## DIRECTION
Look at the entries below and reproduce them exactly.

## EXERCISE MATERIALS
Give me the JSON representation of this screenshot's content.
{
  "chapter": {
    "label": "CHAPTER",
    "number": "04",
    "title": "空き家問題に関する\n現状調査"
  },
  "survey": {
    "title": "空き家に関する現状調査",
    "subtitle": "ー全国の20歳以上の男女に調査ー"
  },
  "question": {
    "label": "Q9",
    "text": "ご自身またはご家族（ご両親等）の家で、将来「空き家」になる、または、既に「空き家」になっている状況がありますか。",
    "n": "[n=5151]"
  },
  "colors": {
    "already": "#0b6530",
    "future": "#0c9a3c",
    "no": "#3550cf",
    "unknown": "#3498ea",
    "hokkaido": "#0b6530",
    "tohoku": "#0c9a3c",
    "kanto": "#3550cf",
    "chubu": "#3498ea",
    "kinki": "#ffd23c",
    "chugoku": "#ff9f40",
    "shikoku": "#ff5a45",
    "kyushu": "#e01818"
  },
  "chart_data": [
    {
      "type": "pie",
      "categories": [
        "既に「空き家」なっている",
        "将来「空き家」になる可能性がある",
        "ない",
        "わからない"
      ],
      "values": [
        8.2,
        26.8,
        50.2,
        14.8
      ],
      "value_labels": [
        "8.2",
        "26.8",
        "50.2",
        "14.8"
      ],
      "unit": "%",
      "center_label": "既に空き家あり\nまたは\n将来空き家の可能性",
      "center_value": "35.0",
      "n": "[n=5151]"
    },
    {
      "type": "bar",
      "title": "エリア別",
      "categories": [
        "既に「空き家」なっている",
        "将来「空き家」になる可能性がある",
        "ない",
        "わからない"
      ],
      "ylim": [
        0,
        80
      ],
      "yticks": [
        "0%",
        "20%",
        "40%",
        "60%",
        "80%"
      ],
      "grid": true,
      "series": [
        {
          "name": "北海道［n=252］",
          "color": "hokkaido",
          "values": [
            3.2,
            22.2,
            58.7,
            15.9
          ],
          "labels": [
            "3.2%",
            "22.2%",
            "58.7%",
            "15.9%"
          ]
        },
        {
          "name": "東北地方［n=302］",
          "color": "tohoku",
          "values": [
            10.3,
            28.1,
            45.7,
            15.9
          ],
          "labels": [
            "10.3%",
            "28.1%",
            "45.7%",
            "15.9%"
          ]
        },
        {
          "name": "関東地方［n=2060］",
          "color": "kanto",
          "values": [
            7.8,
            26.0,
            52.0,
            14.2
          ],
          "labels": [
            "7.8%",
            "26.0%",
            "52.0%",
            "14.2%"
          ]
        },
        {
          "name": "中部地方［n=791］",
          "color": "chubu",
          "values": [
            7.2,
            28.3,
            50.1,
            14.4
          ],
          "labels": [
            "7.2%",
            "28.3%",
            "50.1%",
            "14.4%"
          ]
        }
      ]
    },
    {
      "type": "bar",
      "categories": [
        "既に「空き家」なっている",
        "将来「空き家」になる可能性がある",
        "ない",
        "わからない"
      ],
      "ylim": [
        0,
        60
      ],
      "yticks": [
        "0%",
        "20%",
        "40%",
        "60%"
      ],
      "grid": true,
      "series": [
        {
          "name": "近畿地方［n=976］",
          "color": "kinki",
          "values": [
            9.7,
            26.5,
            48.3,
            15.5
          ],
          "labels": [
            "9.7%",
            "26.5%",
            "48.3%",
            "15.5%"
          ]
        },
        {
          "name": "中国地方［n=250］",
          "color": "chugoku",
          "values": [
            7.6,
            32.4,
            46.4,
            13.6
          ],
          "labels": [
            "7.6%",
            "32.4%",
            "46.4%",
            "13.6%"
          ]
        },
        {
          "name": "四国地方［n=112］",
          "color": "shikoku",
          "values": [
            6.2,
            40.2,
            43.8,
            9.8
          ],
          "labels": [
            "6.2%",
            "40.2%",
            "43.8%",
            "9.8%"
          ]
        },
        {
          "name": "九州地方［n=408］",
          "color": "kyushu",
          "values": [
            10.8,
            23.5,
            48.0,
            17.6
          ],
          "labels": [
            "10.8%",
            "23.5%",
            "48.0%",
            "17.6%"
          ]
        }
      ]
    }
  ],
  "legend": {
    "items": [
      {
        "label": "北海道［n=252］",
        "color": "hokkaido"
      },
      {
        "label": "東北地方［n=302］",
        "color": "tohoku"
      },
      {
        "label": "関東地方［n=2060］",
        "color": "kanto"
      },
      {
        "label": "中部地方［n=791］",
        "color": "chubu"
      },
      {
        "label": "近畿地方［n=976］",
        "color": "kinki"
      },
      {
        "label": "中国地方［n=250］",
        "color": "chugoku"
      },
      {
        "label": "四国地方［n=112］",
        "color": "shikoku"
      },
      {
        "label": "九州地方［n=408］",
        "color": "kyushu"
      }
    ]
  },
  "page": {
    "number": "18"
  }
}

## RESULT
Give me the JSON representation of this screenshot's content.
{
  "chapter": {
    "label": "CHAPTER",
    "number": "04",
    "title": "空き家問題に関する\n現状調査"
  },
  "survey": {
    "title": "空き家に関する現状調査",
    "subtitle": "ー全国の20歳以上の男女に調査ー"
  },
  "question": {
    "label": "Q9",
    "text": "ご自身またはご家族（ご両親等）の家で、将来「空き家」になる、または、既に「空き家」になっている状況がありますか。",
    "n": "[n=5151]"
  },
  "colors": {
    "already": "#0b6530",
    "future": "#0c9a3c",
    "no": "#3550cf",
    "unknown": "#3498ea",
    "hokkaido": "#0b6530",
    "tohoku": "#0c9a3c",
    "kanto": "#3550cf",
    "chubu": "#3498ea",
    "kinki": "#ffd23c",
    "chugoku": "#ff9f40",
    "shikoku": "#ff5a45",
    "kyushu": "#e01818"
  },
  "chart_data": [
    {
      "type": "pie",
      "categories": [
        "既に「空き家」なっている",
        "将来「空き家」になる可能性がある",
        "ない",
        "わからない"
      ],
      "values": [
        8.2,
        26.8,
        50.2,
        14.8
      ],
      "value_labels": [
        "8.2",
        "26.8",
        "50.2",
        "14.8"
      ],
      "unit": "%",
      "center_label": "既に空き家あり\nまたは\n将来空き家の可能性",
      "center_value": "35.0",
      "n": "[n=5151]"
    },
    {
      "type": "bar",
      "title": "エリア別",
      "categories": [
        "既に「空き家」なっている",
        "将来「空き家」になる可能性がある",
        "ない",
        "わからない"
      ],
      "ylim": [
        0,
        80
      ],
      "yticks": [
        "0%",
        "20%",
        "40%",
        "60%",
        "80%"
      ],
      "grid": true,
      "series": [
        {
          "name": "北海道［n=252］",
          "color": "hokkaido",
          "values": [
            3.2,
            22.2,
            58.7,
            15.9
          ],
          "labels": [
            "3.2%",
            "22.2%",
            "58.7%",
            "15.9%"
          ]
        },
        {
          "name": "東北地方［n=302］",
          "color": "tohoku",
          "values": [
            10.3,
            28.1,
            45.7,
            15.9
          ],
          "labels": [
            "10.3%",
            "28.1%",
            "45.7%",
            "15.9%"
          ]
        },
        {
          "name": "関東地方［n=2060］",
          "color": "kanto",
          "values": [
            7.8,
            26.0,
            52.0,
            14.2
          ],
          "labels": [
            "7.8%",
            "26.0%",
            "52.0%",
            "14.2%"
          ]
        },
        {
          "name": "中部地方［n=791］",
          "color": "chubu",
          "values": [
            7.2,
            28.3,
            50.1,
            14.4
          ],
          "labels": [
            "7.2%",
            "28.3%",
            "50.1%",
            "14.4%"
          ]
        }
      ]
    },
    {
      "type": "bar",
      "categories": [
        "既に「空き家」なっている",
        "将来「空き家」になる可能性がある",
        "ない",
        "わからない"
      ],
      "ylim": [
        0,
        60
      ],
      "yticks": [
        "0%",
        "20%",
        "40%",
        "60%"
      ],
      "grid": true,
      "series": [
        {
          "name": "近畿地方［n=976］",
          "color": "kinki",
          "values": [
            9.7,
            26.5,
            48.3,
            15.5
          ],
          "labels": [
            "9.7%",
            "26.5%",
            "48.3%",
            "15.5%"
          ]
        },
        {
          "name": "中国地方［n=250］",
          "color": "chugoku",
          "values": [
            7.6,
            32.4,
            46.4,
            13.6
          ],
          "labels": [
            "7.6%",
            "32.4%",
            "46.4%",
            "13.6%"
          ]
        },
        {
          "name": "四国地方［n=112］",
          "color": "shikoku",
          "values": [
            6.2,
            40.2,
            43.8,
            9.8
          ],
          "labels": [
            "6.2%",
            "40.2%",
            "43.8%",
            "9.8%"
          ]
        },
        {
          "name": "九州地方［n=408］",
          "color": "kyushu",
          "values": [
            10.8,
            23.5,
            48.0,
            17.6
          ],
          "labels": [
            "10.8%",
            "23.5%",
            "48.0%",
            "17.6%"
          ]
        }
      ]
    }
  ],
  "legend": {
    "items": [
      {
        "label": "北海道［n=252］",
        "color": "hokkaido"
      },
      {
        "label": "東北地方［n=302］",
        "color": "tohoku"
      },
      {
        "label": "関東地方［n=2060］",
        "color": "kanto"
      },
      {
        "label": "中部地方［n=791］",
        "color": "chubu"
      },
      {
        "label": "近畿地方［n=976］",
        "color": "kinki"
      },
      {
        "label": "中国地方［n=250］",
        "color": "chugoku"
      },
      {
        "label": "四国地方［n=112］",
        "color": "shikoku"
      },
      {
        "label": "九州地方［n=408］",
        "color": "kyushu"
      }
    ]
  },
  "page": {
    "number": "18"
  }
}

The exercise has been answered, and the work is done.